- TASK PROMPT
Every line of the material below must be repeated exactly.

┄┄┄┄┄┄┄┄┄┄┄┄┄┄┄┄┄┄┄┄

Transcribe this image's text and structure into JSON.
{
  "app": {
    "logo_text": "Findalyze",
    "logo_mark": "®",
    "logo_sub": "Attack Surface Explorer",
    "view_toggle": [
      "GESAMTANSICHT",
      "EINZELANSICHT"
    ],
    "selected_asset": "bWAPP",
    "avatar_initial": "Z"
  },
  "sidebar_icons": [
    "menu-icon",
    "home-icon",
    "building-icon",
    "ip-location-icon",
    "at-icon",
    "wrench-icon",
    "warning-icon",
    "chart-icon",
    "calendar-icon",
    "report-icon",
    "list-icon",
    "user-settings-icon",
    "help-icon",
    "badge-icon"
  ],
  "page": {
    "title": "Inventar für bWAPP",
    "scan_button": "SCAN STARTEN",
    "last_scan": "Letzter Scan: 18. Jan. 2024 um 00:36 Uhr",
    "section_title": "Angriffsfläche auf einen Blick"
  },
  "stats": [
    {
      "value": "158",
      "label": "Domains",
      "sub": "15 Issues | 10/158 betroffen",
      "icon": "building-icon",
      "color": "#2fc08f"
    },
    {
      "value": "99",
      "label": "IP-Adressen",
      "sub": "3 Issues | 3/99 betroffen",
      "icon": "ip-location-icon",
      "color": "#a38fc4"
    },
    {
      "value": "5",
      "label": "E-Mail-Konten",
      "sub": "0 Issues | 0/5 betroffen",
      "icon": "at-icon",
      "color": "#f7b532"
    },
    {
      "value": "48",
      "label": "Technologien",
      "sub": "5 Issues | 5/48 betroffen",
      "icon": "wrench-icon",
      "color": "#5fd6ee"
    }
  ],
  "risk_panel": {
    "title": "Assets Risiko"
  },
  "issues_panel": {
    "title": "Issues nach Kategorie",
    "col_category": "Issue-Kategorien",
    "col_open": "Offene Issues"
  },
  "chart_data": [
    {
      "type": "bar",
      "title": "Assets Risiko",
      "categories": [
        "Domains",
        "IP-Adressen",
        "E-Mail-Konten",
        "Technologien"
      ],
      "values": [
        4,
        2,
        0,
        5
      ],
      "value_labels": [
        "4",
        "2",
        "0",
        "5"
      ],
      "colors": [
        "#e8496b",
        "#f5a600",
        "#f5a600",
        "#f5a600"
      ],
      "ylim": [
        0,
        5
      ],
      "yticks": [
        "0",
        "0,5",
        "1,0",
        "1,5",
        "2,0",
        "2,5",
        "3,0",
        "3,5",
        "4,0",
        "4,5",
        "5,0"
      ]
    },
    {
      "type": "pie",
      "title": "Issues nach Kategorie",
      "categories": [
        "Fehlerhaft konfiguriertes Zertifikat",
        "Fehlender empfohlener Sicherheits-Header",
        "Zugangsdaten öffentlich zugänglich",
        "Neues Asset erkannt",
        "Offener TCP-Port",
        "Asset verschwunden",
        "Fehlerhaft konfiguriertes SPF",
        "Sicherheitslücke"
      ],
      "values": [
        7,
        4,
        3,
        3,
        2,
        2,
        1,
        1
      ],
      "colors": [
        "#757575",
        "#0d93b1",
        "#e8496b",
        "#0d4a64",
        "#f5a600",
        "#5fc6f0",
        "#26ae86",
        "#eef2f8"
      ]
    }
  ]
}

┄┄┄┄┄┄┄┄┄┄┄┄┄┄┄┄┄┄┄┄

- RESULT OF THIS EXERCISE
Transcribe this image's text and structure into JSON.
{
  "app": {
    "logo_text": "Findalyze",
    "logo_mark": "®",
    "logo_sub": "Attack Surface Explorer",
    "view_toggle": [
      "GESAMTANSICHT",
      "EINZELANSICHT"
    ],
    "selected_asset": "bWAPP",
    "avatar_initial": "Z"
  },
  "sidebar_icons": [
    "menu-icon",
    "home-icon",
    "building-icon",
    "ip-location-icon",
    "at-icon",
    "wrench-icon",
    "warning-icon",
    "chart-icon",
    "calendar-icon",
    "report-icon",
    "list-icon",
    "user-settings-icon",
    "help-icon",
    "badge-icon"
  ],
  "page": {
    "title": "Inventar für bWAPP",
    "scan_button": "SCAN STARTEN",
    "last_scan": "Letzter Scan: 18. Jan. 2024 um 00:36 Uhr",
    "section_title": "Angriffsfläche auf einen Blick"
  },
  "stats": [
    {
      "value": "158",
      "label": "Domains",
      "sub": "15 Issues | 10/158 betroffen",
      "icon": "building-icon",
      "color": "#2fc08f"
    },
    {
      "value": "99",
      "label": "IP-Adressen",
      "sub": "3 Issues | 3/99 betroffen",
      "icon": "ip-location-icon",
      "color": "#a38fc4"
    },
    {
      "value": "5",
      "label": "E-Mail-Konten",
      "sub": "0 Issues | 0/5 betroffen",
      "icon": "at-icon",
      "color": "#f7b532"
    },
    {
      "value": "48",
      "label": "Technologien",
      "sub": "5 Issues | 5/48 betroffen",
      "icon": "wrench-icon",
      "color": "#5fd6ee"
    }
  ],
  "risk_panel": {
    "title": "Assets Risiko"
  },
  "issues_panel": {
    "title": "Issues nach Kategorie",
    "col_category": "Issue-Kategorien",
    "col_open": "Offene Issues"
  },
  "chart_data": [
    {
      "type": "bar",
      "title": "Assets Risiko",
      "categories": [
        "Domains",
        "IP-Adressen",
        "E-Mail-Konten",
        "Technologien"
      ],
      "values": [
        4,
        2,
        0,
        5
      ],
      "value_labels": [
        "4",
        "2",
        "0",
        "5"
      ],
      "colors": [
        "#e8496b",
        "#f5a600",
        "#f5a600",
        "#f5a600"
      ],
      "ylim": [
        0,
        5
      ],
      "yticks": [
        "0",
        "0,5",
        "1,0",
        "1,5",
        "2,0",
        "2,5",
        "3,0",
        "3,5",
        "4,0",
        "4,5",
        "5,0"
      ]
    },
    {
      "type": "pie",
      "title": "Issues nach Kategorie",
      "categories": [
        "Fehlerhaft konfiguriertes Zertifikat",
        "Fehlender empfohlener Sicherheits-Header",
        "Zugangsdaten öffentlich zugänglich",
        "Neues Asset erkannt",
        "Offener TCP-Port",
        "Asset verschwunden",
        "Fehlerhaft konfiguriertes SPF",
        "Sicherheitslücke"
      ],
      "values": [
        7,
        4,
        3,
        3,
        2,
        2,
        1,
        1
      ],
      "colors": [
        "#757575",
        "#0d93b1",
        "#e8496b",
        "#0d4a64",
        "#f5a600",
        "#5fc6f0",
        "#26ae86",
        "#eef2f8"
      ]
    }
  ]
}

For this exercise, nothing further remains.